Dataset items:

####################

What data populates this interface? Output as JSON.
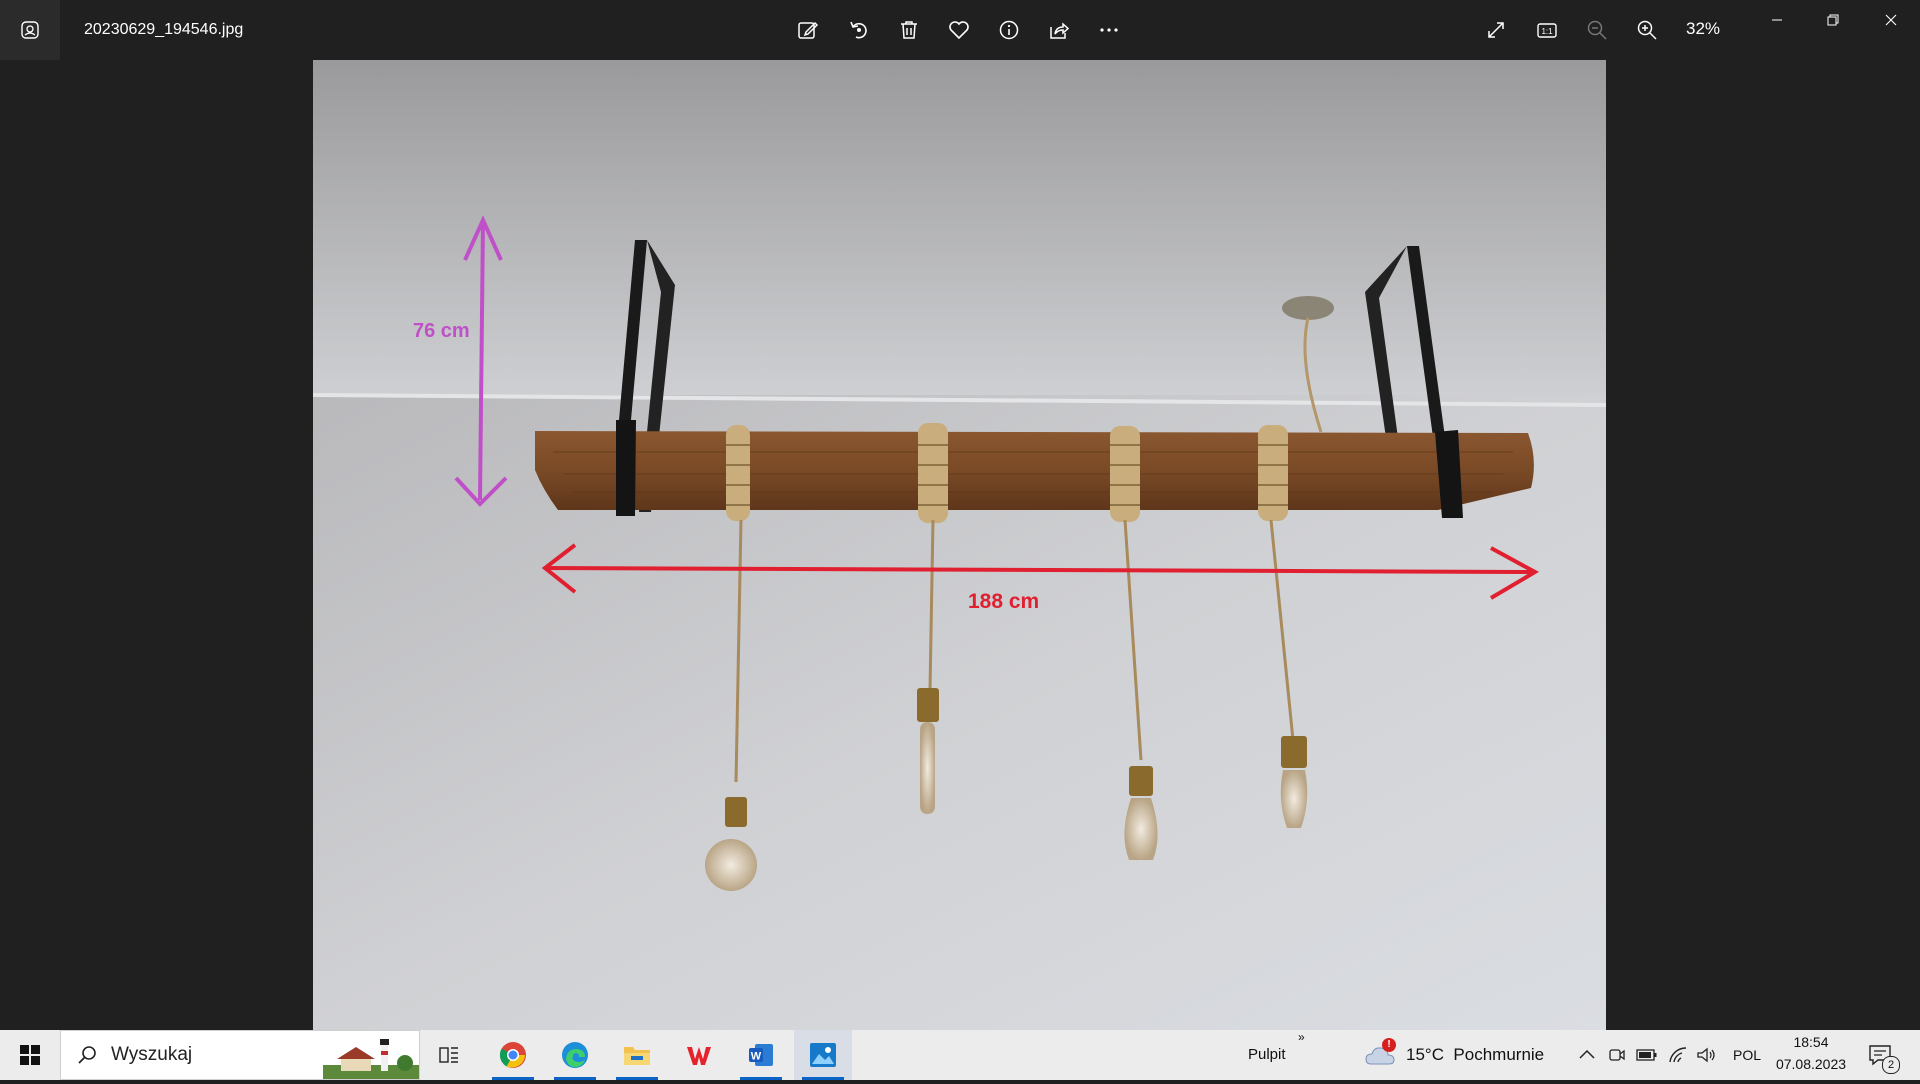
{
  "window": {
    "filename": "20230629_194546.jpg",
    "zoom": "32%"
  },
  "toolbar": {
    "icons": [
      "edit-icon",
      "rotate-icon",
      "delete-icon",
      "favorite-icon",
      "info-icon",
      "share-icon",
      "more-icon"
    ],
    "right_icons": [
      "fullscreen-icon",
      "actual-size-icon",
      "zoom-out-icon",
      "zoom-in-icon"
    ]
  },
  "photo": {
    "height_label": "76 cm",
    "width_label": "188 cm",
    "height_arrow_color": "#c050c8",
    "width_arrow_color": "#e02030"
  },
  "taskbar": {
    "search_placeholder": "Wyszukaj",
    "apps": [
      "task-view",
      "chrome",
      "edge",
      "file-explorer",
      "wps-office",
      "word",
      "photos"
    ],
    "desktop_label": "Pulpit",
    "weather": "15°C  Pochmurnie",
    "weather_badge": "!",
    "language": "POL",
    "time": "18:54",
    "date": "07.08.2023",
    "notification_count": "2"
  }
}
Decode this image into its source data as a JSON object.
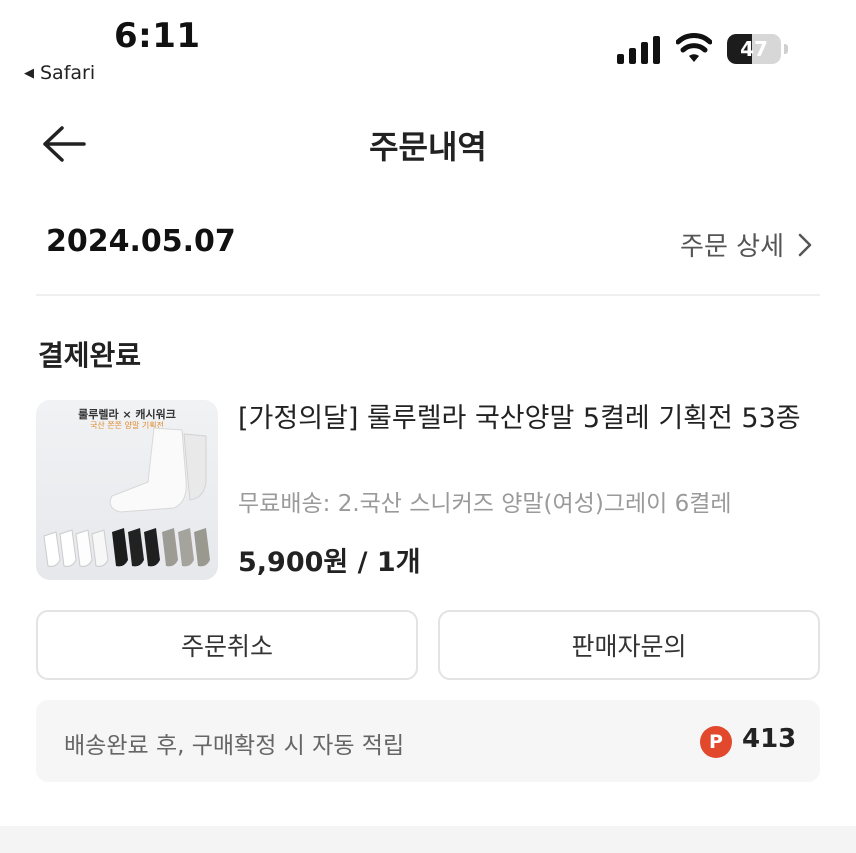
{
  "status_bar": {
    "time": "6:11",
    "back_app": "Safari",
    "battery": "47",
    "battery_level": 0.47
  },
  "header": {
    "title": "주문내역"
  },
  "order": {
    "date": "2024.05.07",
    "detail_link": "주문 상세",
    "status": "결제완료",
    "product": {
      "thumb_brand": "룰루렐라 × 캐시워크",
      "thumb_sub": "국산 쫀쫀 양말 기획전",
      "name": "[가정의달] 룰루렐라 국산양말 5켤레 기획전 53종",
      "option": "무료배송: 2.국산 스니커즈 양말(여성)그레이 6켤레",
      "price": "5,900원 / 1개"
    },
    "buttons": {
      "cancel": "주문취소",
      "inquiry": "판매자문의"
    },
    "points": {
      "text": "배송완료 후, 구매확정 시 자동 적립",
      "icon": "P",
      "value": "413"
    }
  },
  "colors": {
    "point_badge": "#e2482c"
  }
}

####################

_WHAT THE TASK ASKS:_
Set down the material exactly, every line of it, except for the pictures.

_TASK RESPONSE:_
What data populates this interface? Output as JSON.
{
  "window": {
    "filename": "20230629_194546.jpg",
    "zoom": "32%"
  },
  "toolbar": {
    "icons": [
      "edit-icon",
      "rotate-icon",
      "delete-icon",
      "favorite-icon",
      "info-icon",
      "share-icon",
      "more-icon"
    ],
    "right_icons": [
      "fullscreen-icon",
      "actual-size-icon",
      "zoom-out-icon",
      "zoom-in-icon"
    ]
  },
  "photo": {
    "height_label": "76 cm",
    "width_label": "188 cm",
    "height_arrow_color": "#c050c8",
    "width_arrow_color": "#e02030"
  },
  "taskbar": {
    "search_placeholder": "Wyszukaj",
    "apps": [
      "task-view",
      "chrome",
      "edge",
      "file-explorer",
      "wps-office",
      "word",
      "photos"
    ],
    "desktop_label": "Pulpit",
    "weather": "15°C  Pochmurnie",
    "weather_badge": "!",
    "language": "POL",
    "time": "18:54",
    "date": "07.08.2023",
    "notification_count": "2"
  }
}
Decode this image into its source data as a JSON object.
{
  "status_bar": {
    "time": "6:11",
    "back_app": "Safari",
    "battery": "47",
    "battery_level": 0.47
  },
  "header": {
    "title": "주문내역"
  },
  "order": {
    "date": "2024.05.07",
    "detail_link": "주문 상세",
    "status": "결제완료",
    "product": {
      "thumb_brand": "룰루렐라 × 캐시워크",
      "thumb_sub": "국산 쫀쫀 양말 기획전",
      "name": "[가정의달] 룰루렐라 국산양말 5켤레 기획전 53종",
      "option": "무료배송: 2.국산 스니커즈 양말(여성)그레이 6켤레",
      "price": "5,900원 / 1개"
    },
    "buttons": {
      "cancel": "주문취소",
      "inquiry": "판매자문의"
    },
    "points": {
      "text": "배송완료 후, 구매확정 시 자동 적립",
      "icon": "P",
      "value": "413"
    }
  },
  "colors": {
    "point_badge": "#e2482c"
  }
}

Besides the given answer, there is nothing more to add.